Request –
Without the pictures, can you quote each line below exactly?
◇ ◇ ◇
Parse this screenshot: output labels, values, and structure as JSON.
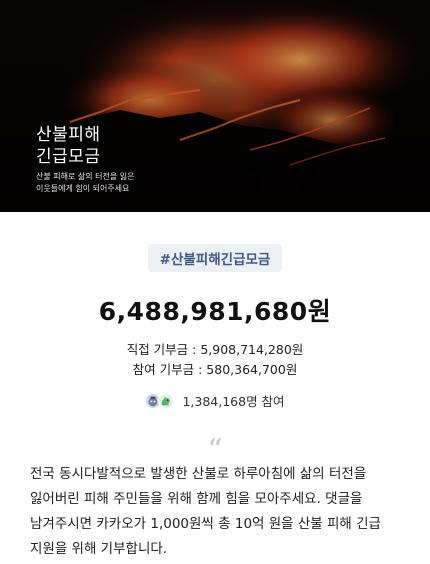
{
  "hero": {
    "title_line1": "산불피해",
    "title_line2": "긴급모금",
    "subtitle_line1": "산불 피해로 삶의 터전을 잃은",
    "subtitle_line2": "이웃들에게 힘이 되어주세요"
  },
  "campaign": {
    "hashtag": "#산불피해긴급모금",
    "total_amount": "6,488,981,680원",
    "direct_donation": "직접 기부금 : 5,908,714,280원",
    "participation_donation": "참여 기부금 : 580,364,700원",
    "participants": "1,384,168명 참여"
  },
  "story": {
    "quote_mark": "“",
    "text": "전국 동시다발적으로 발생한 산불로 하루아침에 삶의 터전을 잃어버린 피해 주민들을 위해 함께 힘을 모아주세요. 댓글을 남겨주시면 카카오가 1,000원씩 총 10억 원을 산불 피해 긴급 지원을 위해 기부합니다."
  },
  "colors": {
    "hashtag_bg": "#edf0f4",
    "hashtag_text": "#3e5a8a",
    "hero_bg": "#050302",
    "fire": "#e0421a"
  },
  "icons": [
    "hero-wildfire-image",
    "avatar-character-icon",
    "avatar-dino-icon"
  ]
}
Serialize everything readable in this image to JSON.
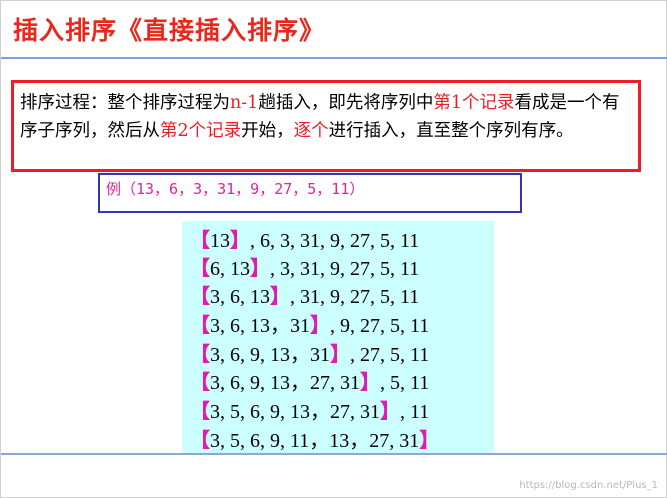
{
  "title": "插入排序《直接插入排序》",
  "description": {
    "parts": [
      {
        "text": "排序过程：整个排序过程为",
        "highlight": false
      },
      {
        "text": "n-1",
        "highlight": true
      },
      {
        "text": "趟插入，即先将序列中",
        "highlight": false
      },
      {
        "text": "第1个记录",
        "highlight": true
      },
      {
        "text": "看成是一个有序子序列，然后从",
        "highlight": false
      },
      {
        "text": "第2个记录",
        "highlight": true
      },
      {
        "text": "开始，",
        "highlight": false
      },
      {
        "text": "逐个",
        "highlight": true
      },
      {
        "text": "进行插入，直至整个序列有序。",
        "highlight": false
      }
    ]
  },
  "example": "例（13，6，3，31，9，27，5，11）",
  "steps": [
    {
      "open": "【",
      "sorted": "13",
      "close": "】",
      "rest": ", 6, 3, 31, 9, 27, 5, 11"
    },
    {
      "open": "【",
      "sorted": "6, 13",
      "close": "】",
      "rest": ", 3, 31, 9, 27, 5, 11"
    },
    {
      "open": "【",
      "sorted": "3, 6, 13",
      "close": "】",
      "rest": ", 31, 9, 27, 5, 11"
    },
    {
      "open": "【",
      "sorted": "3, 6, 13，31",
      "close": "】",
      "rest": ", 9, 27, 5, 11"
    },
    {
      "open": "【",
      "sorted": "3, 6, 9, 13，31",
      "close": "】",
      "rest": ", 27, 5, 11"
    },
    {
      "open": "【",
      "sorted": "3, 6, 9, 13，27, 31",
      "close": "】",
      "rest": ", 5, 11"
    },
    {
      "open": "【",
      "sorted": "3, 5, 6, 9, 13，27, 31",
      "close": "】",
      "rest": ", 11"
    },
    {
      "open": "【",
      "sorted": "3, 5, 6, 9, 11，13，27, 31",
      "close": "】",
      "rest": ""
    }
  ],
  "watermark": "https://blog.csdn.net/Plus_1",
  "colors": {
    "title": "#e8281c",
    "highlight": "#ee1c25",
    "bracket": "#e01ab4",
    "example": "#e0249a",
    "sequence_bg": "#ccffff"
  }
}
◇ ◇ ◇
Exercise output –
Parse this screenshot: output labels, values, and structure as JSON.
{
  "hero": {
    "title_line1": "산불피해",
    "title_line2": "긴급모금",
    "subtitle_line1": "산불 피해로 삶의 터전을 잃은",
    "subtitle_line2": "이웃들에게 힘이 되어주세요"
  },
  "campaign": {
    "hashtag": "#산불피해긴급모금",
    "total_amount": "6,488,981,680원",
    "direct_donation": "직접 기부금 : 5,908,714,280원",
    "participation_donation": "참여 기부금 : 580,364,700원",
    "participants": "1,384,168명 참여"
  },
  "story": {
    "quote_mark": "“",
    "text": "전국 동시다발적으로 발생한 산불로 하루아침에 삶의 터전을 잃어버린 피해 주민들을 위해 함께 힘을 모아주세요. 댓글을 남겨주시면 카카오가 1,000원씩 총 10억 원을 산불 피해 긴급 지원을 위해 기부합니다."
  },
  "colors": {
    "hashtag_bg": "#edf0f4",
    "hashtag_text": "#3e5a8a",
    "hero_bg": "#050302",
    "fire": "#e0421a"
  },
  "icons": [
    "hero-wildfire-image",
    "avatar-character-icon",
    "avatar-dino-icon"
  ]
}
Serialize everything readable in this image to JSON.
{
  "title": "插入排序《直接插入排序》",
  "description": {
    "parts": [
      {
        "text": "排序过程：整个排序过程为",
        "highlight": false
      },
      {
        "text": "n-1",
        "highlight": true
      },
      {
        "text": "趟插入，即先将序列中",
        "highlight": false
      },
      {
        "text": "第1个记录",
        "highlight": true
      },
      {
        "text": "看成是一个有序子序列，然后从",
        "highlight": false
      },
      {
        "text": "第2个记录",
        "highlight": true
      },
      {
        "text": "开始，",
        "highlight": false
      },
      {
        "text": "逐个",
        "highlight": true
      },
      {
        "text": "进行插入，直至整个序列有序。",
        "highlight": false
      }
    ]
  },
  "example": "例（13，6，3，31，9，27，5，11）",
  "steps": [
    {
      "open": "【",
      "sorted": "13",
      "close": "】",
      "rest": ", 6, 3, 31, 9, 27, 5, 11"
    },
    {
      "open": "【",
      "sorted": "6, 13",
      "close": "】",
      "rest": ", 3, 31, 9, 27, 5, 11"
    },
    {
      "open": "【",
      "sorted": "3, 6, 13",
      "close": "】",
      "rest": ", 31, 9, 27, 5, 11"
    },
    {
      "open": "【",
      "sorted": "3, 6, 13，31",
      "close": "】",
      "rest": ", 9, 27, 5, 11"
    },
    {
      "open": "【",
      "sorted": "3, 6, 9, 13，31",
      "close": "】",
      "rest": ", 27, 5, 11"
    },
    {
      "open": "【",
      "sorted": "3, 6, 9, 13，27, 31",
      "close": "】",
      "rest": ", 5, 11"
    },
    {
      "open": "【",
      "sorted": "3, 5, 6, 9, 13，27, 31",
      "close": "】",
      "rest": ", 11"
    },
    {
      "open": "【",
      "sorted": "3, 5, 6, 9, 11，13，27, 31",
      "close": "】",
      "rest": ""
    }
  ],
  "watermark": "https://blog.csdn.net/Plus_1",
  "colors": {
    "title": "#e8281c",
    "highlight": "#ee1c25",
    "bracket": "#e01ab4",
    "example": "#e0249a",
    "sequence_bg": "#ccffff"
  }
}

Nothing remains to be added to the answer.